» **What you are asked to do**:
Repeat every line below exactly as it reads.
───── Records to use ─────
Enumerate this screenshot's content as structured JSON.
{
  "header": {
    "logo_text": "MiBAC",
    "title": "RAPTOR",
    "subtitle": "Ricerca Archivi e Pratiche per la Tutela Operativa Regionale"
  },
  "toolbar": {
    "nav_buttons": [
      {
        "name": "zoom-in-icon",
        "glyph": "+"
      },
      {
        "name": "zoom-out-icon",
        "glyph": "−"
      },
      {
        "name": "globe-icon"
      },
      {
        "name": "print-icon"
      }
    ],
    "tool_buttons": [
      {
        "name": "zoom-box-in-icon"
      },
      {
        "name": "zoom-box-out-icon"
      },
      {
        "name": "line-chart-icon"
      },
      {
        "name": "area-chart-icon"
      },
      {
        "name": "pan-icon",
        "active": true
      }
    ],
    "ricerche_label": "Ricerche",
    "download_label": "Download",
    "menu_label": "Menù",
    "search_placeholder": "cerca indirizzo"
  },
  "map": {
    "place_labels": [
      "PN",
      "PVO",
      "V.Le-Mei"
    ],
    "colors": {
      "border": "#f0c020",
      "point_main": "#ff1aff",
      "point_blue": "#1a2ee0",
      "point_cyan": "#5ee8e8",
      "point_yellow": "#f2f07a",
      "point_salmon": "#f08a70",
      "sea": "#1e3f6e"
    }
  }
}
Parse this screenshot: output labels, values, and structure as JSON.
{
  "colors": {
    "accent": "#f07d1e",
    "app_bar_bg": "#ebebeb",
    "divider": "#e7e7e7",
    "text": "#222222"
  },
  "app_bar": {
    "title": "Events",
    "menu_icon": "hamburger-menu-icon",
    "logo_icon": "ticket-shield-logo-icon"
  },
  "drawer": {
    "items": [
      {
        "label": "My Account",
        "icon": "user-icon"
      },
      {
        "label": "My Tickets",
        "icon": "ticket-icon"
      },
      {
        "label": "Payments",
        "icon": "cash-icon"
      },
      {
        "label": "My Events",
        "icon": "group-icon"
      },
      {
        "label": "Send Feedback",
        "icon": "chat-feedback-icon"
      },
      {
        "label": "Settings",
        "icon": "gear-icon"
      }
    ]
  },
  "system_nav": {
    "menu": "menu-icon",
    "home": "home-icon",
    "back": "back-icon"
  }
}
─────
» **Task output**:
Enumerate this screenshot's content as structured JSON.
{
  "header": {
    "logo_text": "MiBAC",
    "title": "RAPTOR",
    "subtitle": "Ricerca Archivi e Pratiche per la Tutela Operativa Regionale"
  },
  "toolbar": {
    "nav_buttons": [
      {
        "name": "zoom-in-icon",
        "glyph": "+"
      },
      {
        "name": "zoom-out-icon",
        "glyph": "−"
      },
      {
        "name": "globe-icon"
      },
      {
        "name": "print-icon"
      }
    ],
    "tool_buttons": [
      {
        "name": "zoom-box-in-icon"
      },
      {
        "name": "zoom-box-out-icon"
      },
      {
        "name": "line-chart-icon"
      },
      {
        "name": "area-chart-icon"
      },
      {
        "name": "pan-icon",
        "active": true
      }
    ],
    "ricerche_label": "Ricerche",
    "download_label": "Download",
    "menu_label": "Menù",
    "search_placeholder": "cerca indirizzo"
  },
  "map": {
    "place_labels": [
      "PN",
      "PVO",
      "V.Le-Mei"
    ],
    "colors": {
      "border": "#f0c020",
      "point_main": "#ff1aff",
      "point_blue": "#1a2ee0",
      "point_cyan": "#5ee8e8",
      "point_yellow": "#f2f07a",
      "point_salmon": "#f08a70",
      "sea": "#1e3f6e"
    }
  }
}
Parse this screenshot: output labels, values, and structure as JSON.
{
  "colors": {
    "accent": "#f07d1e",
    "app_bar_bg": "#ebebeb",
    "divider": "#e7e7e7",
    "text": "#222222"
  },
  "app_bar": {
    "title": "Events",
    "menu_icon": "hamburger-menu-icon",
    "logo_icon": "ticket-shield-logo-icon"
  },
  "drawer": {
    "items": [
      {
        "label": "My Account",
        "icon": "user-icon"
      },
      {
        "label": "My Tickets",
        "icon": "ticket-icon"
      },
      {
        "label": "Payments",
        "icon": "cash-icon"
      },
      {
        "label": "My Events",
        "icon": "group-icon"
      },
      {
        "label": "Send Feedback",
        "icon": "chat-feedback-icon"
      },
      {
        "label": "Settings",
        "icon": "gear-icon"
      }
    ]
  },
  "system_nav": {
    "menu": "menu-icon",
    "home": "home-icon",
    "back": "back-icon"
  }
}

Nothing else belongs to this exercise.